§ **TEXT SEGMENT**:
Polyketide synthesis genes associated with toxin production in two species of Gambierdiscus (Dinophyceae)
- Publication Type:
- Journal Article
- BMC Genomics, 2015, 16 (1)
- Issue Date:
© 2015 Kohli et al.; licensee BioMed Central. Background: Marine microbial protists, in particular, dinoflagellates, produce polyketide toxins with ecosystem-wide and human health impacts. Species of Gambierdiscus produce the polyether ladder compounds ciguatoxins and maitotoxins, which can lead to ciguatera fish poisoning, a serious human illness associated with reef fish consumption. Genes associated with the biosynthesis of polyether ladder compounds are yet to be elucidated, however, stable isotope feeding studies of such compounds consistently support their polyketide origin indicating that polyketide synthases are involved in their biosynthesis. Results: Here, we report the toxicity, genome size, gene content and transcriptome of Gambierdiscus australes and G. belizeanus. G. australes produced maitotoxin-1 and maitotoxin-3, while G. belizeanus produced maitotoxin-3, for which cell extracts were toxic to mice by IP injection (LD50 = 3.8 mg kg-1). The gene catalogues comprised 83,353 and 84,870 unique contigs, with genome sizes of 32.5 ± 3.7 Gbp and 35 ± 0.88 Gbp, respectively, and are amongst the most comprehensive yet reported from a dinoflagellate. We found three hundred and six genes involved in polyketide biosynthesis, including one hundred and ninty-two ketoacyl synthase transcripts, which formed five unique phylogenetic clusters. Conclusions: Two clusters were unique to these maitotoxin-producing dinoflagellate species, suggesting that they may be associated with maitotoxin biosynthesis. This work represents a significant step forward in our understanding of the genetic basis of polyketide production in dinoflagellates, in particular, species responsible for ciguatera fish poisoning.

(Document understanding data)
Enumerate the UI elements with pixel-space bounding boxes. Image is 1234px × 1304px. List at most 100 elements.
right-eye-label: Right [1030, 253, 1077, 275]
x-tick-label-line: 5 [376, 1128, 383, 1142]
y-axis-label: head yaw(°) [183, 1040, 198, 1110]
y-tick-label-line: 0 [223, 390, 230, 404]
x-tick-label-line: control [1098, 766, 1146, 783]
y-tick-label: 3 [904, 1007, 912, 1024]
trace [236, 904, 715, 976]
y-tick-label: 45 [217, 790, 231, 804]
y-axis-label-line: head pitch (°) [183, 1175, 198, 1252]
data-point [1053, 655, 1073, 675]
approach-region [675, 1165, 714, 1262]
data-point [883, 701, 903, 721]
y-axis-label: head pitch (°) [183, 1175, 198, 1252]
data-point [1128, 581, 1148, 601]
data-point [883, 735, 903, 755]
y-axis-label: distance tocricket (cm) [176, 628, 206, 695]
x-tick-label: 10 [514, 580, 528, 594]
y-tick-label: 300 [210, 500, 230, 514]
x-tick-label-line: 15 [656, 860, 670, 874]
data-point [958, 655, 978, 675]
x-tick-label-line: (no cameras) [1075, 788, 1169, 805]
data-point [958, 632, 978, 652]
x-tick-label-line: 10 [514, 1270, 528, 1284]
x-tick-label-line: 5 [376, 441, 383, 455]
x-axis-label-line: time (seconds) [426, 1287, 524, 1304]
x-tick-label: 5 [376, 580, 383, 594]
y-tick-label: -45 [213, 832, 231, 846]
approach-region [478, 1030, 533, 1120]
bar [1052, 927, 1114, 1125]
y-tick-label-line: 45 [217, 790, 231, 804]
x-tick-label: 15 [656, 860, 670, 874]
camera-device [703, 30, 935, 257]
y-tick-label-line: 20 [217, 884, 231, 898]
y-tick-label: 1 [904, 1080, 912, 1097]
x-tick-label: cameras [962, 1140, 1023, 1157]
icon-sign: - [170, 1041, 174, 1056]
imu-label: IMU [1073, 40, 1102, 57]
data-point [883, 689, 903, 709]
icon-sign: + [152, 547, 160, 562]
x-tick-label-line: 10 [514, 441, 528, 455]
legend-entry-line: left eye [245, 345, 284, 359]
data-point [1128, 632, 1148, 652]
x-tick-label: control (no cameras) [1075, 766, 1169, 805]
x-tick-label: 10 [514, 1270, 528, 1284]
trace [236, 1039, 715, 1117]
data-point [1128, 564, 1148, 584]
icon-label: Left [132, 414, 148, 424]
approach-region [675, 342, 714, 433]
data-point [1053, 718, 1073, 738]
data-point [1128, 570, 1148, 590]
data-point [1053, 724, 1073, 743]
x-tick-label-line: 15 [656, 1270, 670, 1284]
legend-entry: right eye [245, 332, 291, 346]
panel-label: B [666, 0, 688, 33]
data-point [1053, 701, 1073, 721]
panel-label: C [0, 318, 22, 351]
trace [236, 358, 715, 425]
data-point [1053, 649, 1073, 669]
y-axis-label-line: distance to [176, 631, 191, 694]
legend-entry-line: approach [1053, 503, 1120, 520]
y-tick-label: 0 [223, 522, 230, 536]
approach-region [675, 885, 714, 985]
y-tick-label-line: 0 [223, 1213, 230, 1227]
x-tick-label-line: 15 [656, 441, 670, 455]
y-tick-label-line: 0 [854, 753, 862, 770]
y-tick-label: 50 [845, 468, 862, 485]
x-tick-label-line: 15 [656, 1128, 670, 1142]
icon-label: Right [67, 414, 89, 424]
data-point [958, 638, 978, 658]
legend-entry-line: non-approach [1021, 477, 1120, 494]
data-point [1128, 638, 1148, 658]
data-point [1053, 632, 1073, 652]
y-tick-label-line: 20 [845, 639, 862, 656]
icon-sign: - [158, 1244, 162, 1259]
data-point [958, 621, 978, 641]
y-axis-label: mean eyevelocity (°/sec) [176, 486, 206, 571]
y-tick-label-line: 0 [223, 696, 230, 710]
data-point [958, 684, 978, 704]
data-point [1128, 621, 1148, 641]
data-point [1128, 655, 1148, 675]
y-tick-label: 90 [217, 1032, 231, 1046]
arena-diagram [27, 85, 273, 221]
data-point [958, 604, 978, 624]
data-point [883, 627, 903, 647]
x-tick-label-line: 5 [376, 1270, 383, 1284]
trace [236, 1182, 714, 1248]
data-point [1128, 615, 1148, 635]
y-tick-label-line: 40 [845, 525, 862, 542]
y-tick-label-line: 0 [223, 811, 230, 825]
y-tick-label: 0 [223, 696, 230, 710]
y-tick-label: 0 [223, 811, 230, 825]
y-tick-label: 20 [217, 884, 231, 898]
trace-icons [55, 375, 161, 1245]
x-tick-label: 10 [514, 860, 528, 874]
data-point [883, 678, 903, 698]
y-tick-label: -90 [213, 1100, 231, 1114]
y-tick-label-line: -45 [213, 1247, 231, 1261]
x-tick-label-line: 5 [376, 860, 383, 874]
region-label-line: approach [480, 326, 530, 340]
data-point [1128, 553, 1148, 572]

§ **TASKS AND EXERCISES**:
• a. In the Gambierdiscus abstract, how many unique phylogenetic clusters did the ketoacyl synthase transcripts form?
• b. Please say whether each statement agrees with the Gambierdiscus abstract: (i) G. belizeanus produced maitotoxin-1. (ii) Ciguatera fish poisoning is associated with reef fish consumption. (iii) The genes behind polyether ladder compound biosynthesis have already been identified.

§ **SOLVED PROBLEMS**:
• a. Five unique phylogenetic clusters.

• b.
(i) No: "G. belizeanus produced maitotoxin-3"
(ii) Yes: "a serious human illness associated with reef fish consumption"
(iii) No: "Genes associated with the biosynthesis of polyether ladder compounds are yet to be elucidated"